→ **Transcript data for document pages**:

# # # # # # #

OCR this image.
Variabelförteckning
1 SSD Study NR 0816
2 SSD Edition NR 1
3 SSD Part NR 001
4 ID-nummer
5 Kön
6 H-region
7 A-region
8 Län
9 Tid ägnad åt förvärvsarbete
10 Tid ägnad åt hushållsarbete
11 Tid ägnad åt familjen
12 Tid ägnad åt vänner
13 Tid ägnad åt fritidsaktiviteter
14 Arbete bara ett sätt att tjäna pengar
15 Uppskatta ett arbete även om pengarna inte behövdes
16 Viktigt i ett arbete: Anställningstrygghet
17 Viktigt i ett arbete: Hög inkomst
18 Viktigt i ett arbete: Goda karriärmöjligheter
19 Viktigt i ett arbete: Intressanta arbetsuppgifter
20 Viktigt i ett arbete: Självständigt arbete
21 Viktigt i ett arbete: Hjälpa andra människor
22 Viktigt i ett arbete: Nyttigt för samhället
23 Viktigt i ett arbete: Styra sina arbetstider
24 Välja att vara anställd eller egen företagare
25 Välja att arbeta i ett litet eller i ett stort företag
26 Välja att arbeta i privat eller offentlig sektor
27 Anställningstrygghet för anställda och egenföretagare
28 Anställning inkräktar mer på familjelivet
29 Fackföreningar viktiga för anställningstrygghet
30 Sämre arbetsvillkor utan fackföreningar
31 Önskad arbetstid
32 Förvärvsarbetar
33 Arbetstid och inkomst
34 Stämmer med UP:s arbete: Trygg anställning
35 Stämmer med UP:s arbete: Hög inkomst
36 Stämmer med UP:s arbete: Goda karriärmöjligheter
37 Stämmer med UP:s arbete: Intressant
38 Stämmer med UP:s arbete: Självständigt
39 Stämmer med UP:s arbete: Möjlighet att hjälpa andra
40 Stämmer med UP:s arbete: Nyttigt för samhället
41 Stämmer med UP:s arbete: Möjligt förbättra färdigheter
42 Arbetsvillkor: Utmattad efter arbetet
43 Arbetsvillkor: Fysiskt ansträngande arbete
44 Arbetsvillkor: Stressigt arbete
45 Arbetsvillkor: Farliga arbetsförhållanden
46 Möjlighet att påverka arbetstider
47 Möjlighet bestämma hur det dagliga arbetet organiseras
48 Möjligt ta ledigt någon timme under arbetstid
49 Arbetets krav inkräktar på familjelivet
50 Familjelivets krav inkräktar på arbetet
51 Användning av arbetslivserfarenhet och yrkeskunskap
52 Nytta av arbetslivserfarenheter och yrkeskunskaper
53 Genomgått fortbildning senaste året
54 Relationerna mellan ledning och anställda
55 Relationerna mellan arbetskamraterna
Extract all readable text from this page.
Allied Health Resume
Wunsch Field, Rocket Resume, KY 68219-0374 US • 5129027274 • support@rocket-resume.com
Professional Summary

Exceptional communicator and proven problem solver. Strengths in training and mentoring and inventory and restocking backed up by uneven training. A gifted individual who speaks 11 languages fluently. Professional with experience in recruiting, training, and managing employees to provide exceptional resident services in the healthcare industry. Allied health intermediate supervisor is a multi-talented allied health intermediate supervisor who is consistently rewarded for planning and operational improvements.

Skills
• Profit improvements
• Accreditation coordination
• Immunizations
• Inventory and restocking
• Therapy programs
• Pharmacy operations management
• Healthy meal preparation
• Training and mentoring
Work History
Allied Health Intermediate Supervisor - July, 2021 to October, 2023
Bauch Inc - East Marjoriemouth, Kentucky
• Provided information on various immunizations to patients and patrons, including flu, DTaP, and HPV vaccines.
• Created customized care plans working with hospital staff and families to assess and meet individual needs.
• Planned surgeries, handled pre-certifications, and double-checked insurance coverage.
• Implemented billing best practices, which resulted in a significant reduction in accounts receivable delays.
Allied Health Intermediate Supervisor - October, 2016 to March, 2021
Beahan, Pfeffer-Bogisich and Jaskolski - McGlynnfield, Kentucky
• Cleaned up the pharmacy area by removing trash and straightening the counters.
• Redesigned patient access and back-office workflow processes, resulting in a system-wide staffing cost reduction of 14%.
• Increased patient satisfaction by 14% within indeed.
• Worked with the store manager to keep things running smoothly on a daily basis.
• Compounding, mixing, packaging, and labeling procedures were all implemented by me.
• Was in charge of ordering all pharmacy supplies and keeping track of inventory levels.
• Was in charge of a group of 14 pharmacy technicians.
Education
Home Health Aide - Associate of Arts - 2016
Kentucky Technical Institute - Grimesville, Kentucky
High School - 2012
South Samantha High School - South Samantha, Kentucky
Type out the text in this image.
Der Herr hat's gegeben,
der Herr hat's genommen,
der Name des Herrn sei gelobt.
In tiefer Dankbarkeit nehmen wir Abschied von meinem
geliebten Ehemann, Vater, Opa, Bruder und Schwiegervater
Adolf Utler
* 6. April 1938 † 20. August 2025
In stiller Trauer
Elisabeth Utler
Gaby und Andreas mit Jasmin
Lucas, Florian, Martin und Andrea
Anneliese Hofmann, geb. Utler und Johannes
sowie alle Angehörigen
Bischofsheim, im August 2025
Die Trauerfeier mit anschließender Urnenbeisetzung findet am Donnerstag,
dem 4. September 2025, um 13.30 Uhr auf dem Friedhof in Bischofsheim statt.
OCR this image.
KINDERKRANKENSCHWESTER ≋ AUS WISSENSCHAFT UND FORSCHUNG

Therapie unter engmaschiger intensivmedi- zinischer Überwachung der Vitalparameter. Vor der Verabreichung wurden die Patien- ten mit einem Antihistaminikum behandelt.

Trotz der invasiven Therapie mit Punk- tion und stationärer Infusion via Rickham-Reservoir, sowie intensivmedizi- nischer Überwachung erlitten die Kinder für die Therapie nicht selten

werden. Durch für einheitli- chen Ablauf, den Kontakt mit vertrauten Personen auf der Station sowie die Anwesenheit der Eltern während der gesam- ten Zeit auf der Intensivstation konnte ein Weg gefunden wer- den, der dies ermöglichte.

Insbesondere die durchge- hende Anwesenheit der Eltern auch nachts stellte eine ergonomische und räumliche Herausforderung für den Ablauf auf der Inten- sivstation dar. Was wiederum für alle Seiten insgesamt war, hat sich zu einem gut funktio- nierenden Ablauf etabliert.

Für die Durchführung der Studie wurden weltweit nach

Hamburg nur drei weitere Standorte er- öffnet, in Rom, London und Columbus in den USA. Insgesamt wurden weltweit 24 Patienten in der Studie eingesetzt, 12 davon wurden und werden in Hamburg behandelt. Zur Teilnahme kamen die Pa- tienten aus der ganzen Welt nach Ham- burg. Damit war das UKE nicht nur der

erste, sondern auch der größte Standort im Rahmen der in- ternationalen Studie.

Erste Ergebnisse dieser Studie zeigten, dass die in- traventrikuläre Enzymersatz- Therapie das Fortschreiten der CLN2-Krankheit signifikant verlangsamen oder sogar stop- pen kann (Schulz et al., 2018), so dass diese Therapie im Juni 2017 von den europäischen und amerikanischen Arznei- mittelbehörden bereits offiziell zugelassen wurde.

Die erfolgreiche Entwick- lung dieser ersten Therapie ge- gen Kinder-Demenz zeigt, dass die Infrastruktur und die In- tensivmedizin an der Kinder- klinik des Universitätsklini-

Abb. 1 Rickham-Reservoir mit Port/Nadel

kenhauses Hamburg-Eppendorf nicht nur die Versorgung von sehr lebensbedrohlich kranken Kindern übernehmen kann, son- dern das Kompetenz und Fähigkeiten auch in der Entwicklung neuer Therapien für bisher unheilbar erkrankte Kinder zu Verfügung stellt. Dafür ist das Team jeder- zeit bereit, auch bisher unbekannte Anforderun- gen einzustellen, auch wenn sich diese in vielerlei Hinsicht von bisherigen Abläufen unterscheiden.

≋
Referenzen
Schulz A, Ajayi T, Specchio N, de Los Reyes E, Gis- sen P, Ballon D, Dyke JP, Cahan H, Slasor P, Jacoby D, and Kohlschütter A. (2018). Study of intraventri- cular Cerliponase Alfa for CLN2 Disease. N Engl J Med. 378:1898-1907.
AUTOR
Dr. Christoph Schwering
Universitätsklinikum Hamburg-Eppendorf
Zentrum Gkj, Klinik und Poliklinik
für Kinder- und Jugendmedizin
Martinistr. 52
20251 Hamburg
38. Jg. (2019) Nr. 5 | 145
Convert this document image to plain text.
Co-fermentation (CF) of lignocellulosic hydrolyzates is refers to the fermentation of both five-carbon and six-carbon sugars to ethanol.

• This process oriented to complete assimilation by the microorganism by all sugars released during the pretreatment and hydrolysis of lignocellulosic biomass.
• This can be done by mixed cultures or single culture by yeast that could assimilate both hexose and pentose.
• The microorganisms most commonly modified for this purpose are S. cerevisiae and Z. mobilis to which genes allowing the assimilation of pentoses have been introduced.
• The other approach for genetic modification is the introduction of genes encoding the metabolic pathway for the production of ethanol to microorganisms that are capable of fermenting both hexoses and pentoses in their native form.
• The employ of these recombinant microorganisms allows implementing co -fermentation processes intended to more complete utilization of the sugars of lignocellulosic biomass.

# # # # # # #

→ **Task statement**:
Scan the records above. Return every line with "October" in it.

→ **Answer section**:
Allied Health Intermediate Supervisor - July, 2021 to October, 2023
Allied Health Intermediate Supervisor - October, 2016 to March, 2021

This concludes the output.